(Stored records)
## START

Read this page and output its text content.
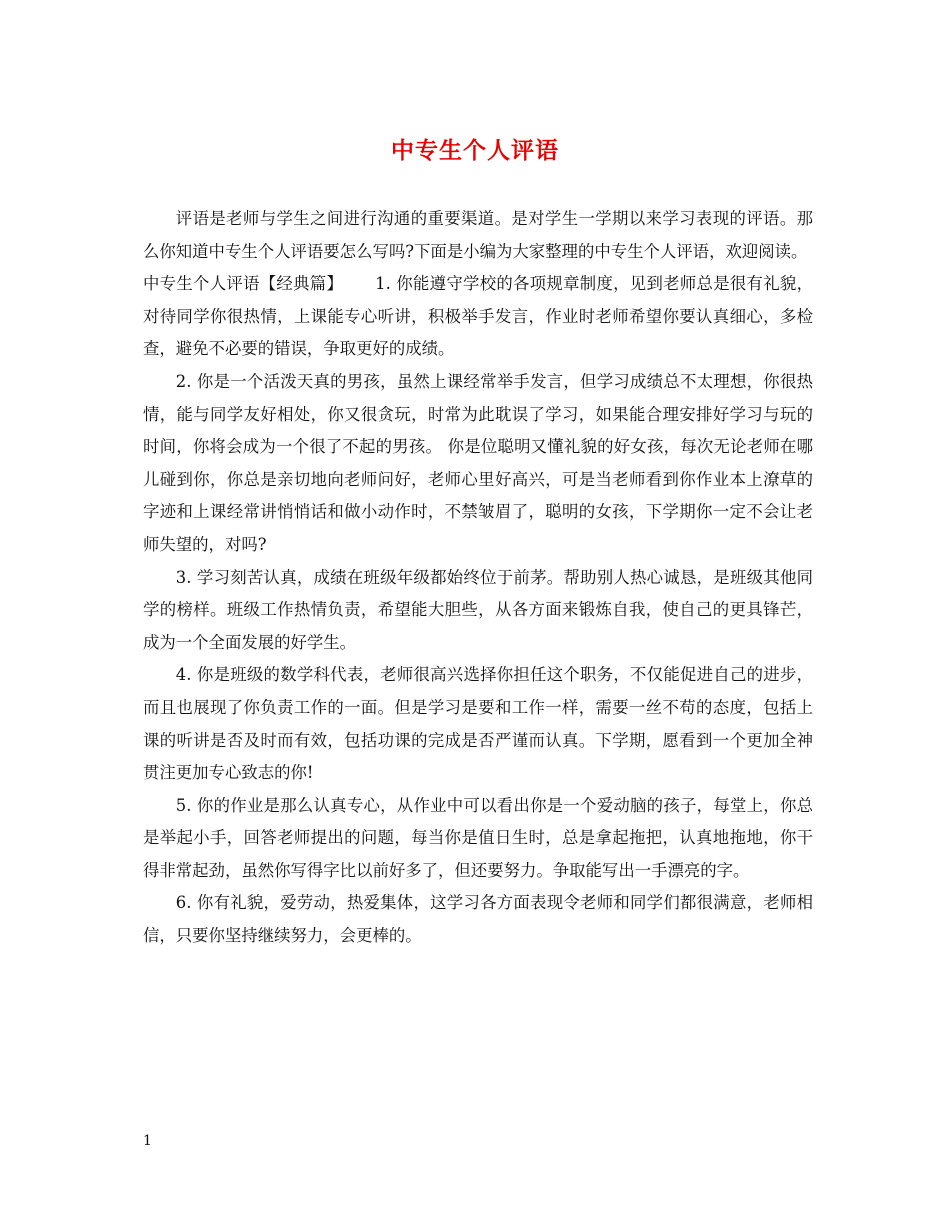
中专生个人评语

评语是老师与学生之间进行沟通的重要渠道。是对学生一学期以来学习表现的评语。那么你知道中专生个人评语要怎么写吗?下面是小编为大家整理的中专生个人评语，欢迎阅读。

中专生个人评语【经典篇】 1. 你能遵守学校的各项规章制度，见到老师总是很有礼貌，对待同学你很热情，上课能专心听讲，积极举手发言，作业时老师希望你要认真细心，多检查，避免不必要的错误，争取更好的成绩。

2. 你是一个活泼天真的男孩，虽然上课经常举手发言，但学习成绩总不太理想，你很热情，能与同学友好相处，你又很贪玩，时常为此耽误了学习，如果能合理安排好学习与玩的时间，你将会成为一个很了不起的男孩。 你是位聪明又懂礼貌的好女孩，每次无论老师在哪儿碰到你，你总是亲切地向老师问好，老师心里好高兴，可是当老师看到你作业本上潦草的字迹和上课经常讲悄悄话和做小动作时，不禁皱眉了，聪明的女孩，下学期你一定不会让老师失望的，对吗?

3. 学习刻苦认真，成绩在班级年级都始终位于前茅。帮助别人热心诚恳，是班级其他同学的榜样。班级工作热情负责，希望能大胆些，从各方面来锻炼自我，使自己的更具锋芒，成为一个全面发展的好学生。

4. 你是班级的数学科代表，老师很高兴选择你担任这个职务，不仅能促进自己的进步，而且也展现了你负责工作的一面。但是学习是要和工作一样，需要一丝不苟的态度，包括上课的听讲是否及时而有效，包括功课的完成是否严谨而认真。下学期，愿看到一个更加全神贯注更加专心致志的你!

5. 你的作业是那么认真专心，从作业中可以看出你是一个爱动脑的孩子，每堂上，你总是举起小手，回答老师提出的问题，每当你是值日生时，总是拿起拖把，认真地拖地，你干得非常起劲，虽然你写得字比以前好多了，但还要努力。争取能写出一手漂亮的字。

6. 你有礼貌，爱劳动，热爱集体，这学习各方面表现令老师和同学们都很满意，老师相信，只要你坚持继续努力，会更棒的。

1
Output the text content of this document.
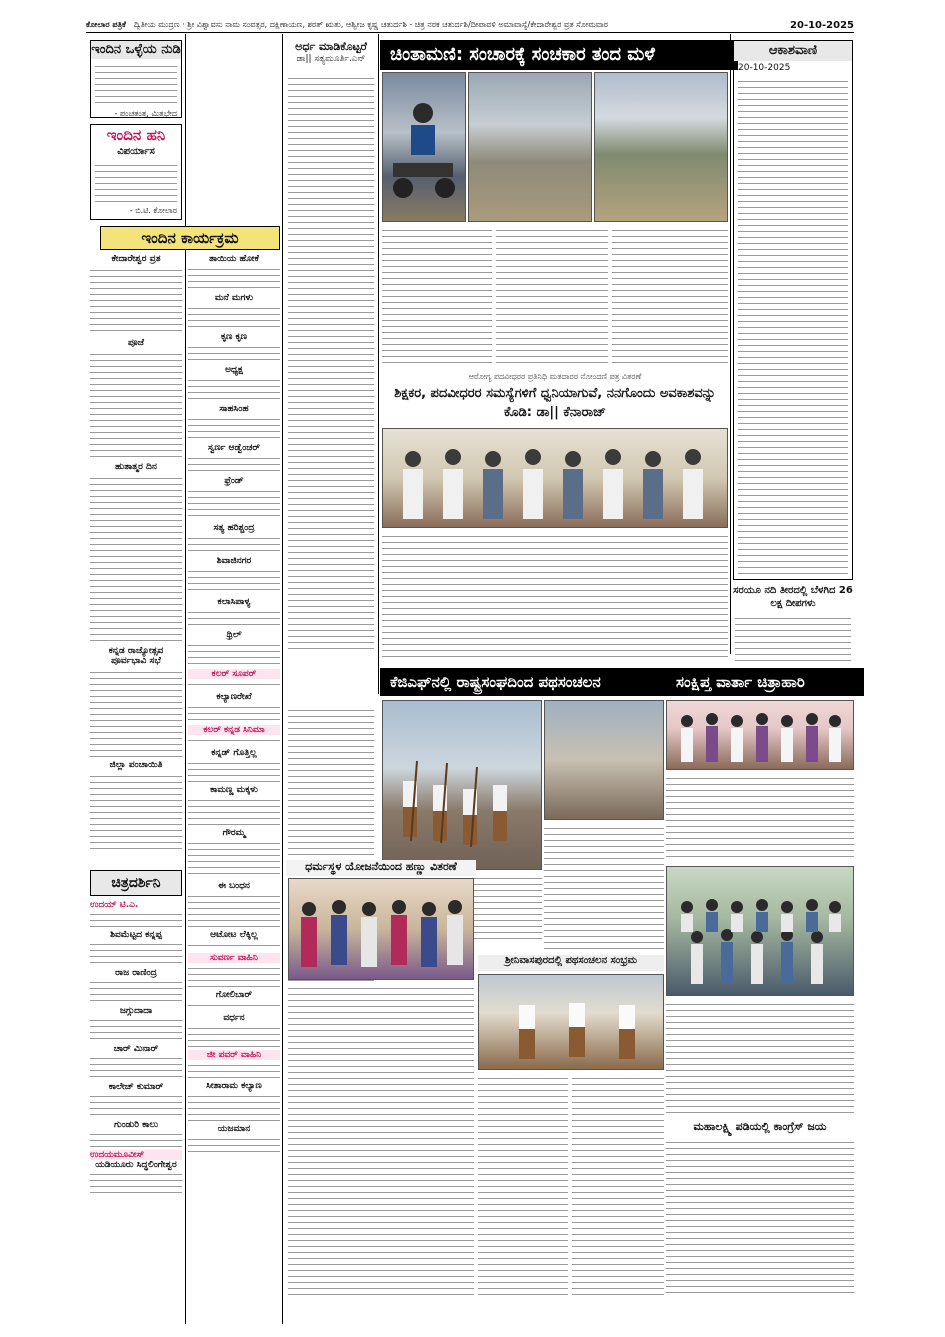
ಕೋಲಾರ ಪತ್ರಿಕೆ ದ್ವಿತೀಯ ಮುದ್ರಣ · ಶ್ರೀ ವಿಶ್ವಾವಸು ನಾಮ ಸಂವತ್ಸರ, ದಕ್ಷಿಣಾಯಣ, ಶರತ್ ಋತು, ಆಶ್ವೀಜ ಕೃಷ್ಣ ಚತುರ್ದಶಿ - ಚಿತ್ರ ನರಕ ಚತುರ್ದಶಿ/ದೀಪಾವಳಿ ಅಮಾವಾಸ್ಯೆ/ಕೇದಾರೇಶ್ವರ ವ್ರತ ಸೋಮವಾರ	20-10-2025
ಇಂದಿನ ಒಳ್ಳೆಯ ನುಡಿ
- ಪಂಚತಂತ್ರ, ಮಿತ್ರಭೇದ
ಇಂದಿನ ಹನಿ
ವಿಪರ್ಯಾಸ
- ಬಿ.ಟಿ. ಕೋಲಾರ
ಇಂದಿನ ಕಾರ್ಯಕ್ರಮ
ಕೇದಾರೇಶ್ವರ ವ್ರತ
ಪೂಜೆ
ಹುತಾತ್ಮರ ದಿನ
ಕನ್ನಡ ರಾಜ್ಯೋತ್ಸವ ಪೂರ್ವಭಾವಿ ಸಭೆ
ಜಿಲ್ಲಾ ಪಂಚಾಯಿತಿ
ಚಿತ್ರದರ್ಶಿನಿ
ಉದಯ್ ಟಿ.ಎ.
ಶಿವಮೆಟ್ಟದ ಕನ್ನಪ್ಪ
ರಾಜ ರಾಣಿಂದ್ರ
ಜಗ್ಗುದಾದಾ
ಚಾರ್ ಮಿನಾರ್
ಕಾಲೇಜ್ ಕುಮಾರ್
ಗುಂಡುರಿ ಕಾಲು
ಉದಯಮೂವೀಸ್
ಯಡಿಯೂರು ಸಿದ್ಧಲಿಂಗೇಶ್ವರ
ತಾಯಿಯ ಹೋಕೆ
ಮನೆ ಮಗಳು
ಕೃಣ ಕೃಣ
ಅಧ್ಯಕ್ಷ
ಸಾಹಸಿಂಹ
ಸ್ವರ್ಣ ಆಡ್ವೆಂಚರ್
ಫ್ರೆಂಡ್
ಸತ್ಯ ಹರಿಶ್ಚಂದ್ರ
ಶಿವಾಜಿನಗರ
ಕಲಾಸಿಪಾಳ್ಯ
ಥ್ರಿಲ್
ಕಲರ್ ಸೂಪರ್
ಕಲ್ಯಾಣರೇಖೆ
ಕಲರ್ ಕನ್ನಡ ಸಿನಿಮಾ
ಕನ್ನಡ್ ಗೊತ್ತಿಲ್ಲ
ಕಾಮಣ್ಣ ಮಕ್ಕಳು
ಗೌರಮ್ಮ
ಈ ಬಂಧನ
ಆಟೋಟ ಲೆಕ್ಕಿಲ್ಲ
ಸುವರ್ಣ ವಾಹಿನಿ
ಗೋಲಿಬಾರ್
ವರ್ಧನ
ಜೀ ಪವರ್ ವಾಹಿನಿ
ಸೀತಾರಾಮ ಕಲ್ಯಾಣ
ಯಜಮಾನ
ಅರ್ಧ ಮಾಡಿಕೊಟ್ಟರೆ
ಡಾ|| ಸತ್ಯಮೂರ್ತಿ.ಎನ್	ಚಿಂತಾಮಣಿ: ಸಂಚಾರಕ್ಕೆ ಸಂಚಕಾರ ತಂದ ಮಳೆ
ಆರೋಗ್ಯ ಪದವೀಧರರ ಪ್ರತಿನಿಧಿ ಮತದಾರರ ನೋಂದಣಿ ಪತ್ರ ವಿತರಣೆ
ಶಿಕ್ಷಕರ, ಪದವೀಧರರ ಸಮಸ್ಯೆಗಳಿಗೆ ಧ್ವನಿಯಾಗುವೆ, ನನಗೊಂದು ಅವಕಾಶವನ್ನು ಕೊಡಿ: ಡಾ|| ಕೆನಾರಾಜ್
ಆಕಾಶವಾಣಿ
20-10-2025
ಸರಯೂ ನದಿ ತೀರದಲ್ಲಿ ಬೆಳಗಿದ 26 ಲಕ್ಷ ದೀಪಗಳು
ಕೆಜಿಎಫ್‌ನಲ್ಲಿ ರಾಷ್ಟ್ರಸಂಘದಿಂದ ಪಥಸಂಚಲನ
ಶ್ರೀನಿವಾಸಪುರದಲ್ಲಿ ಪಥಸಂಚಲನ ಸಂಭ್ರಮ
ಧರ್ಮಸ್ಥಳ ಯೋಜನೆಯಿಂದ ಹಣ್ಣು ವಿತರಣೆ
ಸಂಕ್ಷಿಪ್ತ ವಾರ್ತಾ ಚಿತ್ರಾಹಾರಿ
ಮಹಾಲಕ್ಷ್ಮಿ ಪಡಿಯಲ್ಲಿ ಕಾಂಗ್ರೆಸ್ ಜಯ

## END

OBJECTIVE → Make an exact copy of only those lines that run from the line with "Output the text content of this document." through the end of the records, excluding pictures.

SOLUTION TO THE PROBLEM →
Output the text content of this document.
ಕೋಲಾರ ಪತ್ರಿಕೆ ದ್ವಿತೀಯ ಮುದ್ರಣ · ಶ್ರೀ ವಿಶ್ವಾವಸು ನಾಮ ಸಂವತ್ಸರ, ದಕ್ಷಿಣಾಯಣ, ಶರತ್ ಋತು, ಆಶ್ವೀಜ ಕೃಷ್ಣ ಚತುರ್ದಶಿ - ಚಿತ್ರ ನರಕ ಚತುರ್ದಶಿ/ದೀಪಾವಳಿ ಅಮಾವಾಸ್ಯೆ/ಕೇದಾರೇಶ್ವರ ವ್ರತ ಸೋಮವಾರ	20-10-2025
ಇಂದಿನ ಒಳ್ಳೆಯ ನುಡಿ
- ಪಂಚತಂತ್ರ, ಮಿತ್ರಭೇದ
ಇಂದಿನ ಹನಿ
ವಿಪರ್ಯಾಸ
- ಬಿ.ಟಿ. ಕೋಲಾರ
ಇಂದಿನ ಕಾರ್ಯಕ್ರಮ
ಕೇದಾರೇಶ್ವರ ವ್ರತ
ಪೂಜೆ
ಹುತಾತ್ಮರ ದಿನ
ಕನ್ನಡ ರಾಜ್ಯೋತ್ಸವ ಪೂರ್ವಭಾವಿ ಸಭೆ
ಜಿಲ್ಲಾ ಪಂಚಾಯಿತಿ
ಚಿತ್ರದರ್ಶಿನಿ
ಉದಯ್ ಟಿ.ಎ.
ಶಿವಮೆಟ್ಟದ ಕನ್ನಪ್ಪ
ರಾಜ ರಾಣಿಂದ್ರ
ಜಗ್ಗುದಾದಾ
ಚಾರ್ ಮಿನಾರ್
ಕಾಲೇಜ್ ಕುಮಾರ್
ಗುಂಡುರಿ ಕಾಲು
ಉದಯಮೂವೀಸ್
ಯಡಿಯೂರು ಸಿದ್ಧಲಿಂಗೇಶ್ವರ
ತಾಯಿಯ ಹೋಕೆ
ಮನೆ ಮಗಳು
ಕೃಣ ಕೃಣ
ಅಧ್ಯಕ್ಷ
ಸಾಹಸಿಂಹ
ಸ್ವರ್ಣ ಆಡ್ವೆಂಚರ್
ಫ್ರೆಂಡ್
ಸತ್ಯ ಹರಿಶ್ಚಂದ್ರ
ಶಿವಾಜಿನಗರ
ಕಲಾಸಿಪಾಳ್ಯ
ಥ್ರಿಲ್
ಕಲರ್ ಸೂಪರ್
ಕಲ್ಯಾಣರೇಖೆ
ಕಲರ್ ಕನ್ನಡ ಸಿನಿಮಾ
ಕನ್ನಡ್ ಗೊತ್ತಿಲ್ಲ
ಕಾಮಣ್ಣ ಮಕ್ಕಳು
ಗೌರಮ್ಮ
ಈ ಬಂಧನ
ಆಟೋಟ ಲೆಕ್ಕಿಲ್ಲ
ಸುವರ್ಣ ವಾಹಿನಿ
ಗೋಲಿಬಾರ್
ವರ್ಧನ
ಜೀ ಪವರ್ ವಾಹಿನಿ
ಸೀತಾರಾಮ ಕಲ್ಯಾಣ
ಯಜಮಾನ
ಅರ್ಧ ಮಾಡಿಕೊಟ್ಟರೆ
ಡಾ|| ಸತ್ಯಮೂರ್ತಿ.ಎನ್	ಚಿಂತಾಮಣಿ: ಸಂಚಾರಕ್ಕೆ ಸಂಚಕಾರ ತಂದ ಮಳೆ
ಆರೋಗ್ಯ ಪದವೀಧರರ ಪ್ರತಿನಿಧಿ ಮತದಾರರ ನೋಂದಣಿ ಪತ್ರ ವಿತರಣೆ
ಶಿಕ್ಷಕರ, ಪದವೀಧರರ ಸಮಸ್ಯೆಗಳಿಗೆ ಧ್ವನಿಯಾಗುವೆ, ನನಗೊಂದು ಅವಕಾಶವನ್ನು ಕೊಡಿ: ಡಾ|| ಕೆನಾರಾಜ್
ಆಕಾಶವಾಣಿ
20-10-2025
ಸರಯೂ ನದಿ ತೀರದಲ್ಲಿ ಬೆಳಗಿದ 26 ಲಕ್ಷ ದೀಪಗಳು
ಕೆಜಿಎಫ್‌ನಲ್ಲಿ ರಾಷ್ಟ್ರಸಂಘದಿಂದ ಪಥಸಂಚಲನ
ಶ್ರೀನಿವಾಸಪುರದಲ್ಲಿ ಪಥಸಂಚಲನ ಸಂಭ್ರಮ
ಧರ್ಮಸ್ಥಳ ಯೋಜನೆಯಿಂದ ಹಣ್ಣು ವಿತರಣೆ
ಸಂಕ್ಷಿಪ್ತ ವಾರ್ತಾ ಚಿತ್ರಾಹಾರಿ
ಮಹಾಲಕ್ಷ್ಮಿ ಪಡಿಯಲ್ಲಿ ಕಾಂಗ್ರೆಸ್ ಜಯ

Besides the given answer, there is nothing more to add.